## TASK:
Copy out each line below that has the word "Review" in it.
==========
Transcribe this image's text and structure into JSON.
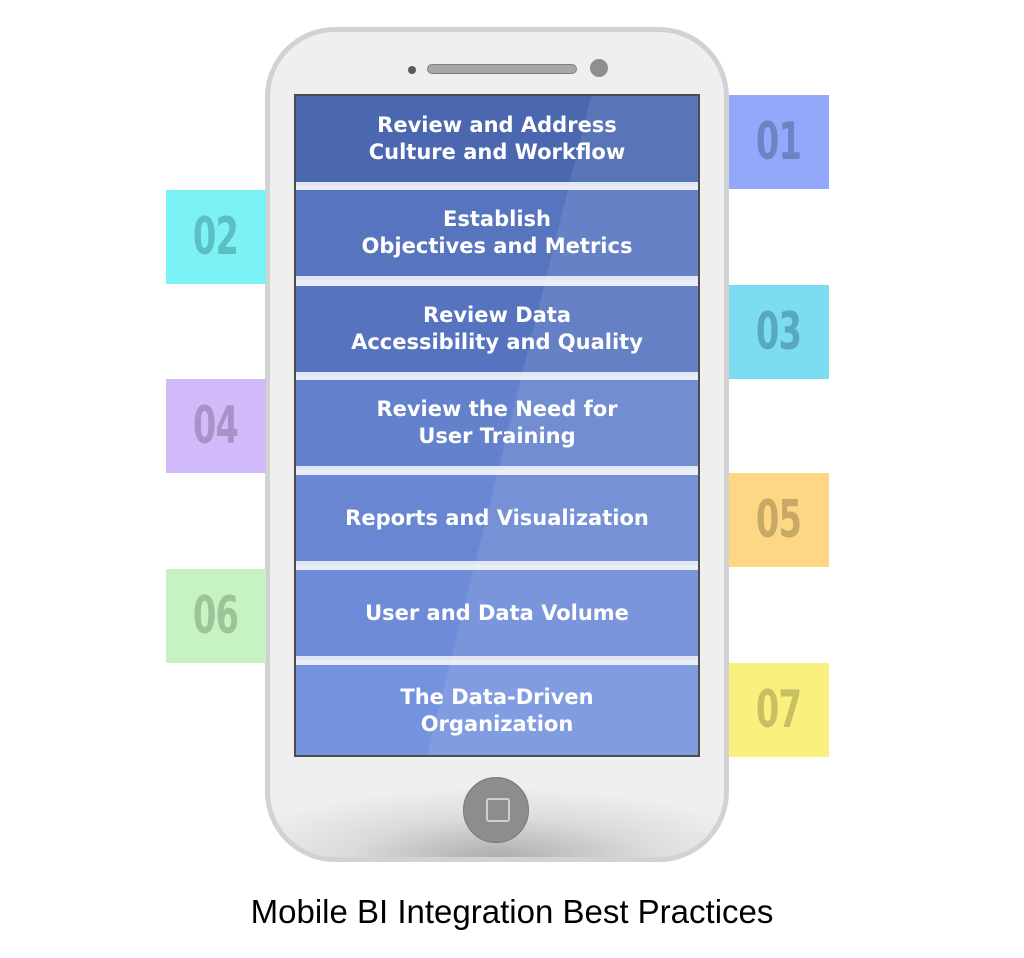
{
  "title": "Mobile BI Integration Best Practices",
  "steps": [
    {
      "number": "01",
      "line1": "Review and Address",
      "line2": "Culture and Workflow",
      "row_color": "#4a67b0",
      "tag_color": "#94a8fb",
      "number_color": "#6f82c4",
      "side": "right"
    },
    {
      "number": "02",
      "line1": "Establish",
      "line2": "Objectives and Metrics",
      "row_color": "#5775bf",
      "tag_color": "#7df2f5",
      "number_color": "#5bbfc4",
      "side": "left"
    },
    {
      "number": "03",
      "line1": "Review Data",
      "line2": "Accessibility and Quality",
      "row_color": "#5673bf",
      "tag_color": "#7cdcf2",
      "number_color": "#59a9be",
      "side": "right"
    },
    {
      "number": "04",
      "line1": "Review the Need for",
      "line2": "User Training",
      "row_color": "#6482cc",
      "tag_color": "#d1baf9",
      "number_color": "#a793c8",
      "side": "left"
    },
    {
      "number": "05",
      "line1": "Reports and Visualization",
      "line2": "",
      "row_color": "#6886d2",
      "tag_color": "#fdd783",
      "number_color": "#c8a866",
      "side": "right"
    },
    {
      "number": "06",
      "line1": "User and Data Volume",
      "line2": "",
      "row_color": "#6d8bd7",
      "tag_color": "#c7f3c3",
      "number_color": "#9dc39a",
      "side": "left"
    },
    {
      "number": "07",
      "line1": "The Data-Driven",
      "line2": "Organization",
      "row_color": "#7592de",
      "tag_color": "#faf07e",
      "number_color": "#c8bf63",
      "side": "right"
    }
  ]
}
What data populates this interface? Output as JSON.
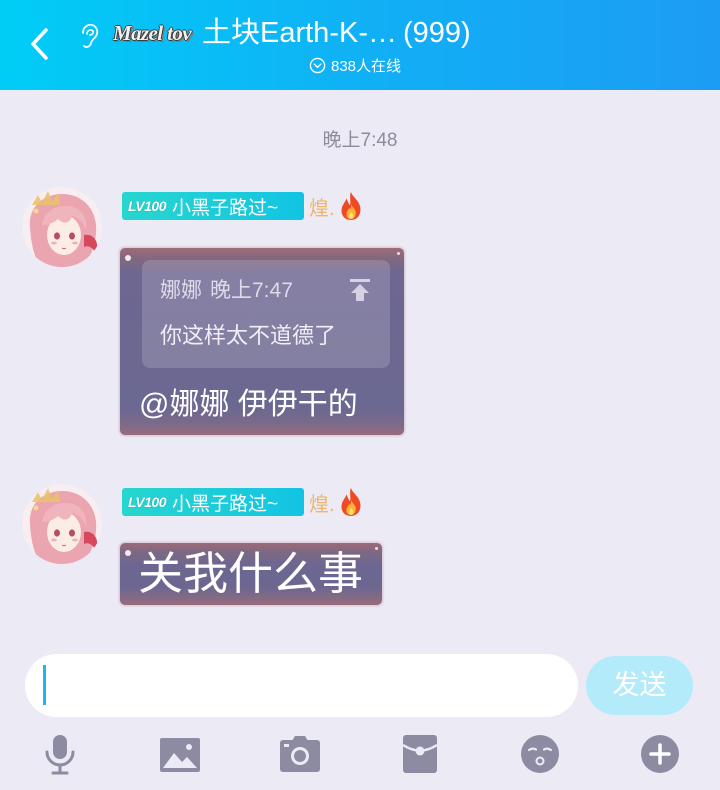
{
  "header": {
    "badge_text": "Mazel tov",
    "title": "土块Earth-K-…",
    "member_count": "(999)",
    "online_text": "838人在线",
    "icons": [
      "back-chevron-icon",
      "ear-icon",
      "chevron-down-circle-icon"
    ]
  },
  "chat": {
    "timestamp": "晚上7:48",
    "messages": [
      {
        "level": "LV100",
        "name": "小黑子路过~",
        "honor": "煌.",
        "honor_icon": "fire-icon",
        "quote": {
          "author": "娜娜",
          "time": "晚上7:47",
          "text": "你这样太不道德了",
          "icon": "jump-to-top-icon"
        },
        "text": "@娜娜 伊伊干的"
      },
      {
        "level": "LV100",
        "name": "小黑子路过~",
        "honor": "煌.",
        "honor_icon": "fire-icon",
        "text": "关我什么事"
      }
    ]
  },
  "composer": {
    "input_value": "",
    "send_label": "发送"
  },
  "toolbar": {
    "icons": [
      "mic-icon",
      "image-icon",
      "camera-icon",
      "red-packet-icon",
      "emoji-icon",
      "plus-icon"
    ]
  },
  "colors": {
    "header_gradient_start": "#00cdf6",
    "header_gradient_end": "#1c9cf4",
    "background": "#ecebf5",
    "cursor": "#1cb6ef",
    "send_button": "#b4ebfb",
    "name_badge": "#17cfd9",
    "honor_text": "#efb56c",
    "bubble": "#6c6791",
    "icon_gray": "#8d8ba2"
  }
}
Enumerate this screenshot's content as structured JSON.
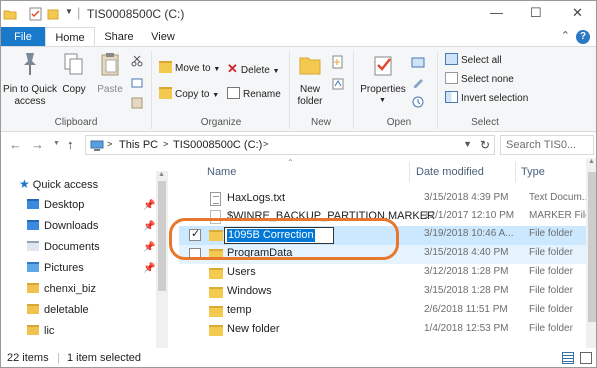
{
  "window": {
    "title": "TIS0008500C (C:)",
    "minimize_glyph": "—",
    "maximize_glyph": "☐",
    "close_glyph": "✕"
  },
  "ribbon_tabs": [
    "File",
    "Home",
    "Share",
    "View"
  ],
  "ribbon": {
    "clipboard": {
      "label": "Clipboard",
      "pin_to_quick_access": "Pin to Quick access",
      "copy": "Copy",
      "paste": "Paste",
      "cut_icon": "scissors-icon"
    },
    "organize": {
      "label": "Organize",
      "move_to": "Move to",
      "copy_to": "Copy to",
      "delete": "Delete",
      "rename": "Rename"
    },
    "new": {
      "label": "New",
      "new_folder": "New folder"
    },
    "open": {
      "label": "Open",
      "properties": "Properties"
    },
    "select": {
      "label": "Select",
      "select_all": "Select all",
      "select_none": "Select none",
      "invert_selection": "Invert selection"
    }
  },
  "address": {
    "crumbs": [
      "This PC",
      "TIS0008500C (C:)"
    ],
    "separator": ">",
    "search_placeholder": "Search TIS0..."
  },
  "navigation_pane": {
    "quick_access": "Quick access",
    "items": [
      {
        "label": "Desktop",
        "pinned": true
      },
      {
        "label": "Downloads",
        "pinned": true
      },
      {
        "label": "Documents",
        "pinned": true
      },
      {
        "label": "Pictures",
        "pinned": true
      },
      {
        "label": "chenxi_biz",
        "pinned": false
      },
      {
        "label": "deletable",
        "pinned": false
      },
      {
        "label": "lic",
        "pinned": false
      }
    ]
  },
  "columns": {
    "name": "Name",
    "date_modified": "Date modified",
    "type": "Type"
  },
  "files": [
    {
      "name": "HaxLogs.txt",
      "date": "3/15/2018 4:39 PM",
      "type": "Text Docum...",
      "kind": "text"
    },
    {
      "name": "$WINRE_BACKUP_PARTITION.MARKER",
      "date": "12/1/2017 12:10 PM",
      "type": "MARKER File",
      "kind": "marker"
    },
    {
      "name": "1095B Correction",
      "date": "3/19/2018 10:46 A...",
      "type": "File folder",
      "kind": "folder",
      "selected": true,
      "renaming": true
    },
    {
      "name": "ProgramData",
      "date": "3/15/2018 4:40 PM",
      "type": "File folder",
      "kind": "folder"
    },
    {
      "name": "Users",
      "date": "3/12/2018 1:28 PM",
      "type": "File folder",
      "kind": "folder"
    },
    {
      "name": "Windows",
      "date": "3/15/2018 1:28 PM",
      "type": "File folder",
      "kind": "folder"
    },
    {
      "name": "temp",
      "date": "2/6/2018 11:51 PM",
      "type": "File folder",
      "kind": "folder"
    },
    {
      "name": "New folder",
      "date": "1/4/2018 12:53 PM",
      "type": "File folder",
      "kind": "folder"
    }
  ],
  "status": {
    "item_count": "22 items",
    "selection": "1 item selected"
  },
  "colors": {
    "accent": "#1979ca",
    "selection": "#cce8ff",
    "annotation": "#e8772e"
  }
}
==========
## WRITTEN REPLY:
      "line1": "Review and Address",
      "line1": "Review Data",
      "line1": "Review the Need for",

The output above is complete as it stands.